- **Set task**:
Make an exact copy of the entries below with the pictures removed.

* Begin *

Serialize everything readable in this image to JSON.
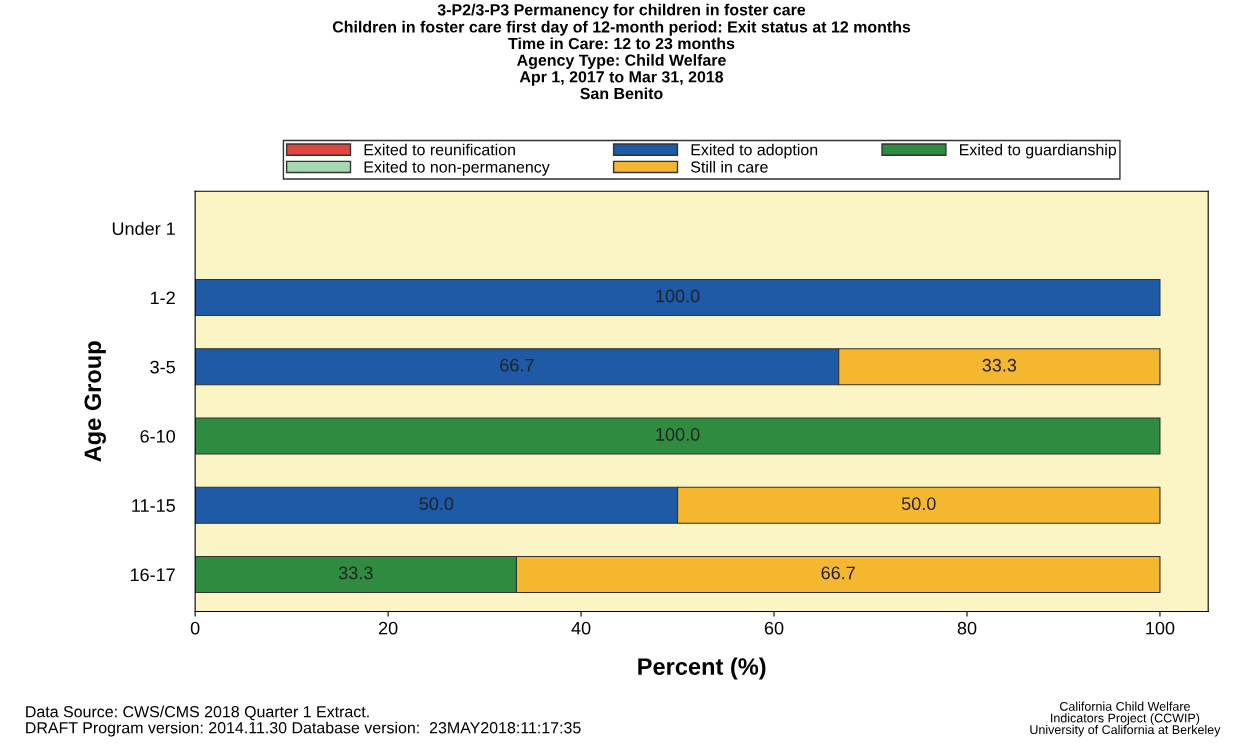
{
  "chart_data": {
    "type": "bar",
    "orientation": "horizontal",
    "stacked": true,
    "title": "3-P2/3-P3 Permanency for children in foster care",
    "subtitle": "Children in foster care first day of 12-month period: Exit status at 12 months\nTime in Care: 12 to 23 months\nAgency Type: Child Welfare\nApr 1, 2017 to Mar 31, 2018\nSan Benito",
    "xlabel": "Percent (%)",
    "ylabel": "Age Group",
    "categories": [
      "Under 1",
      "1-2",
      "3-5",
      "6-10",
      "11-15",
      "16-17"
    ],
    "series": [
      {
        "name": "Exited to reunification",
        "color": "#e0453f",
        "values": [
          null,
          null,
          null,
          null,
          null,
          null
        ]
      },
      {
        "name": "Exited to adoption",
        "color": "#1f5aa6",
        "values": [
          null,
          100,
          66.7,
          null,
          50,
          null
        ],
        "value_labels": [
          null,
          "100.0",
          "66.7",
          null,
          "50.0",
          null
        ]
      },
      {
        "name": "Exited to guardianship",
        "color": "#2e8b40",
        "values": [
          null,
          null,
          null,
          100,
          null,
          33.3
        ],
        "value_labels": [
          null,
          null,
          null,
          "100.0",
          null,
          "33.3"
        ]
      },
      {
        "name": "Exited to non-permanency",
        "color": "#a6d9b0",
        "values": [
          null,
          null,
          null,
          null,
          null,
          null
        ]
      },
      {
        "name": "Still in care",
        "color": "#f5b630",
        "values": [
          null,
          null,
          33.3,
          null,
          50,
          66.7
        ],
        "value_labels": [
          null,
          null,
          "33.3",
          null,
          "50.0",
          "66.7"
        ]
      }
    ],
    "xlim": [
      0,
      105
    ],
    "xticks": [
      0,
      20,
      40,
      60,
      80,
      100
    ],
    "grid": false,
    "legend": "top",
    "annotations": [
      "Data Source: CWS/CMS 2018 Quarter 1 Extract.\nDRAFT Program version: 2014.11.30 Database version:  23MAY2018:11:17:35",
      "California Child Welfare\nIndicators Project (CCWIP)\nUniversity of California at Berkeley"
    ]
  }
}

* End *

- **Result for this task**:
Serialize everything readable in this image to JSON.
{
  "chart_data": {
    "type": "bar",
    "orientation": "horizontal",
    "stacked": true,
    "title": "3-P2/3-P3 Permanency for children in foster care",
    "subtitle": "Children in foster care first day of 12-month period: Exit status at 12 months\nTime in Care: 12 to 23 months\nAgency Type: Child Welfare\nApr 1, 2017 to Mar 31, 2018\nSan Benito",
    "xlabel": "Percent (%)",
    "ylabel": "Age Group",
    "categories": [
      "Under 1",
      "1-2",
      "3-5",
      "6-10",
      "11-15",
      "16-17"
    ],
    "series": [
      {
        "name": "Exited to reunification",
        "color": "#e0453f",
        "values": [
          null,
          null,
          null,
          null,
          null,
          null
        ]
      },
      {
        "name": "Exited to adoption",
        "color": "#1f5aa6",
        "values": [
          null,
          100,
          66.7,
          null,
          50,
          null
        ],
        "value_labels": [
          null,
          "100.0",
          "66.7",
          null,
          "50.0",
          null
        ]
      },
      {
        "name": "Exited to guardianship",
        "color": "#2e8b40",
        "values": [
          null,
          null,
          null,
          100,
          null,
          33.3
        ],
        "value_labels": [
          null,
          null,
          null,
          "100.0",
          null,
          "33.3"
        ]
      },
      {
        "name": "Exited to non-permanency",
        "color": "#a6d9b0",
        "values": [
          null,
          null,
          null,
          null,
          null,
          null
        ]
      },
      {
        "name": "Still in care",
        "color": "#f5b630",
        "values": [
          null,
          null,
          33.3,
          null,
          50,
          66.7
        ],
        "value_labels": [
          null,
          null,
          "33.3",
          null,
          "50.0",
          "66.7"
        ]
      }
    ],
    "xlim": [
      0,
      105
    ],
    "xticks": [
      0,
      20,
      40,
      60,
      80,
      100
    ],
    "grid": false,
    "legend": "top",
    "annotations": [
      "Data Source: CWS/CMS 2018 Quarter 1 Extract.\nDRAFT Program version: 2014.11.30 Database version:  23MAY2018:11:17:35",
      "California Child Welfare\nIndicators Project (CCWIP)\nUniversity of California at Berkeley"
    ]
  }
}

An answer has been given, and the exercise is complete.